— INSTRUCTIONS FOR THE TASK —
Count the lines in the records below that contain the word "text", and give only that number.

— ENTRIES SHOWN —
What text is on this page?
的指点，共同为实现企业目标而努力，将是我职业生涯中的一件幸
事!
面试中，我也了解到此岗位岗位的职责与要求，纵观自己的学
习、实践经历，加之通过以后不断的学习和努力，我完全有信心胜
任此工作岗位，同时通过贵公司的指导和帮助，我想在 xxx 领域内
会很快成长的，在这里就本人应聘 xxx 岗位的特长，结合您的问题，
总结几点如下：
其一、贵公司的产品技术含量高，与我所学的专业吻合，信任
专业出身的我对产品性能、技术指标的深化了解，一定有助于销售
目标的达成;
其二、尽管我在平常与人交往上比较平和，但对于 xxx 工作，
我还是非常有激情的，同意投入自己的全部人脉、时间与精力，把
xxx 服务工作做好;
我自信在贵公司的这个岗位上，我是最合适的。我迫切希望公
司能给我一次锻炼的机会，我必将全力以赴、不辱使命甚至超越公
==
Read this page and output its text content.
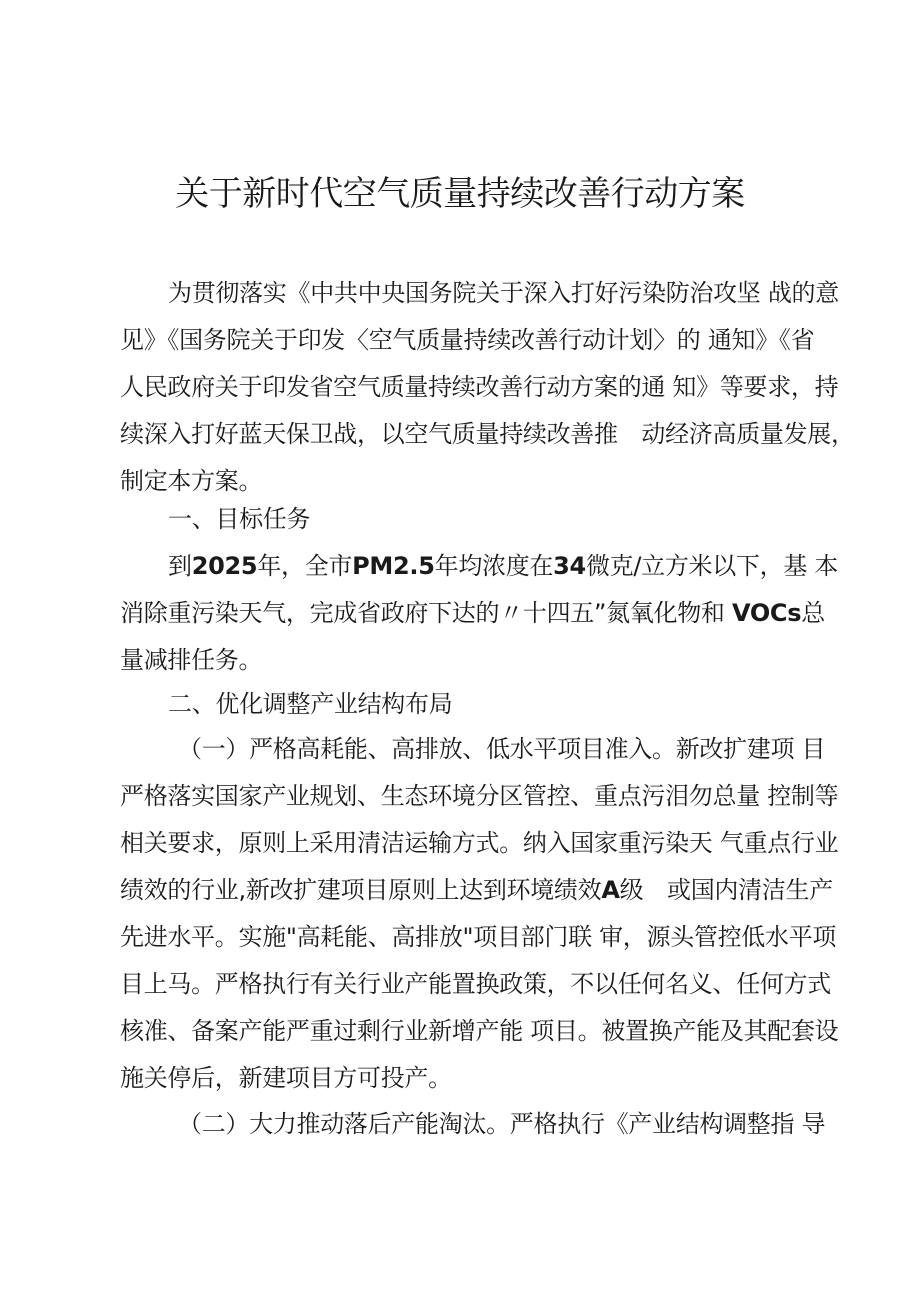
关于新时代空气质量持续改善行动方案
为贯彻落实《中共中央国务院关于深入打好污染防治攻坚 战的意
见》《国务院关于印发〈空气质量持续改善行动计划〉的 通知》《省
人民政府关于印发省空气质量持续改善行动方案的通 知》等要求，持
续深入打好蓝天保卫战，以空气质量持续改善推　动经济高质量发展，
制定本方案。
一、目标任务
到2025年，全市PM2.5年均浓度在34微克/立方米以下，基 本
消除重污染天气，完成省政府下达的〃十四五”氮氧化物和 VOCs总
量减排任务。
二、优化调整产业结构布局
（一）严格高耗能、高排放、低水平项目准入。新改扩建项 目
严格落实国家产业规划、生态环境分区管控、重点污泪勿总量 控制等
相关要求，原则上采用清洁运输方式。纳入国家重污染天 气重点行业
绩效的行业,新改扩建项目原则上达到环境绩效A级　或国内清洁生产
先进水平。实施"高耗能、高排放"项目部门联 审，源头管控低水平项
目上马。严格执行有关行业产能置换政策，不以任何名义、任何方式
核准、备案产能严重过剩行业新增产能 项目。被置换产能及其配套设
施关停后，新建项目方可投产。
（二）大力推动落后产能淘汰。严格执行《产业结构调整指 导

— FINAL RESULT —
2